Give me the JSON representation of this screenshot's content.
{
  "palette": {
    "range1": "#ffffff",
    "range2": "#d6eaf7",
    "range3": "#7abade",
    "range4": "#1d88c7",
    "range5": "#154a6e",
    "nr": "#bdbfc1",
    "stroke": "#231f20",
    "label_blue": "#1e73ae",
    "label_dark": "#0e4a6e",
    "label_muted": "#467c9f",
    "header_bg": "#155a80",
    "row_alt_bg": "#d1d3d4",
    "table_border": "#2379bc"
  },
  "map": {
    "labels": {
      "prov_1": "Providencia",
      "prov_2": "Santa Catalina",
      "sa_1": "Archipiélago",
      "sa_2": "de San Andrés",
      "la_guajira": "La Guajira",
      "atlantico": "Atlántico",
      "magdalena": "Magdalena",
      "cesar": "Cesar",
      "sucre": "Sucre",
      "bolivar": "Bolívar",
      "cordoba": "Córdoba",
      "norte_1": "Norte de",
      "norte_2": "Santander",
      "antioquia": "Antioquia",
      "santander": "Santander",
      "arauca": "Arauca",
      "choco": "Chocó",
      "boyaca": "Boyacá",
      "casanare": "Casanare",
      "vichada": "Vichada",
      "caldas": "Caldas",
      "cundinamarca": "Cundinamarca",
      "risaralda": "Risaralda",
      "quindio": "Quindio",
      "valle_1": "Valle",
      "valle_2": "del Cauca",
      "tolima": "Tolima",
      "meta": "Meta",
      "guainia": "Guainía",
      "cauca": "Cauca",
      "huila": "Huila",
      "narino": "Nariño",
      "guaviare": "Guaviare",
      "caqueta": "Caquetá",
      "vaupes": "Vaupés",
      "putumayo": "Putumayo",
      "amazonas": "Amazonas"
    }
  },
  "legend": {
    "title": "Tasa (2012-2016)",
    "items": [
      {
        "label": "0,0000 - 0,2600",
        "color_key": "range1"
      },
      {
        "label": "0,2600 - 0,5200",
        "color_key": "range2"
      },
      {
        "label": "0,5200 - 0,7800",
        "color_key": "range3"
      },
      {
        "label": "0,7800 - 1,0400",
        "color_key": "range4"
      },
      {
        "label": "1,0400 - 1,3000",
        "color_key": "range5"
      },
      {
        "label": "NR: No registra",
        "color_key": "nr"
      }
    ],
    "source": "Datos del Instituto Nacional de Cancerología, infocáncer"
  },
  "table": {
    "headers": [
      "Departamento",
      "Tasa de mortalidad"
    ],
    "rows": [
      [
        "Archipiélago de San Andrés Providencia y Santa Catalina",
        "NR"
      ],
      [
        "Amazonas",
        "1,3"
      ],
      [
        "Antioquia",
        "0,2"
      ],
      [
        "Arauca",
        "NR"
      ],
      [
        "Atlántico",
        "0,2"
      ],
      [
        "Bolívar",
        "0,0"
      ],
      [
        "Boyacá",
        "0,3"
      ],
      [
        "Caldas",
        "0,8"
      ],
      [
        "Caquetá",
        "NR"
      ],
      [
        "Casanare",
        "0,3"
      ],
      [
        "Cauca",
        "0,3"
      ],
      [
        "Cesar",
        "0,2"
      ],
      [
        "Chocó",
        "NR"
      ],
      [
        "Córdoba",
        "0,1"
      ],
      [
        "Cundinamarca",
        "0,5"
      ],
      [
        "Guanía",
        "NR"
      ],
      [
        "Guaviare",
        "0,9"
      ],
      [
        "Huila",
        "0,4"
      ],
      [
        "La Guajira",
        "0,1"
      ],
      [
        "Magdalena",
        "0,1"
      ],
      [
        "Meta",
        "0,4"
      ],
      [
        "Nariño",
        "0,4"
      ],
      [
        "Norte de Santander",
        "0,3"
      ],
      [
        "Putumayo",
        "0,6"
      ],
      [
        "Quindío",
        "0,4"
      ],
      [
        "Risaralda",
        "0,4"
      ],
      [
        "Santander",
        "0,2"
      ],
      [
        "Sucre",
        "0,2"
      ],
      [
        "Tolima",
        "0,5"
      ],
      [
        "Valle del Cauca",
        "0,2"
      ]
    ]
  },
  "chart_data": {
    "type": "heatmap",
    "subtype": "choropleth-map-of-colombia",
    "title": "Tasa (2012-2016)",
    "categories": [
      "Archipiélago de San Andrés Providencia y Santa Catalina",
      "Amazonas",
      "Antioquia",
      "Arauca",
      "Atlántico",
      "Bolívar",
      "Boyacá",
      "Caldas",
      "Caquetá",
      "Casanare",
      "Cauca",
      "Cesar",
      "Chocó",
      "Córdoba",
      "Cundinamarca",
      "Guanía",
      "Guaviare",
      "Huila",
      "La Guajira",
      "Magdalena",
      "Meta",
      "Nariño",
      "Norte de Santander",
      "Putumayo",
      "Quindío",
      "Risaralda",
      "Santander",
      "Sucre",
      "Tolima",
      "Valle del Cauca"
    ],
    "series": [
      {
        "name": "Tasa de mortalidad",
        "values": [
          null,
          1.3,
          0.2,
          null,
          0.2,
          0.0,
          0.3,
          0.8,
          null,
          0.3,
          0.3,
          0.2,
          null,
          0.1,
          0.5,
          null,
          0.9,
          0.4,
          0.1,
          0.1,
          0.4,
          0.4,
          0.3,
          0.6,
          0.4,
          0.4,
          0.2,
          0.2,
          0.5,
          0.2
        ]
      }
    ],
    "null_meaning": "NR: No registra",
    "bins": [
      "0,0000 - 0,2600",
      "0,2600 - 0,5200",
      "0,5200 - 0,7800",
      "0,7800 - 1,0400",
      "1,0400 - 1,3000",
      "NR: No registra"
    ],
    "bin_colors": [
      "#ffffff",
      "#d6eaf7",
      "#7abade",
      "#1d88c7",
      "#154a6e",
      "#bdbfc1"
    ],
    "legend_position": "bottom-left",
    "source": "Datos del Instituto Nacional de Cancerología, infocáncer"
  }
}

= = = =

# Goal
Take each line containing the string "Guaviare" and copy it out.

# Complete response
      "guaviare": "Guaviare",
        "Guaviare",
      "Guaviare",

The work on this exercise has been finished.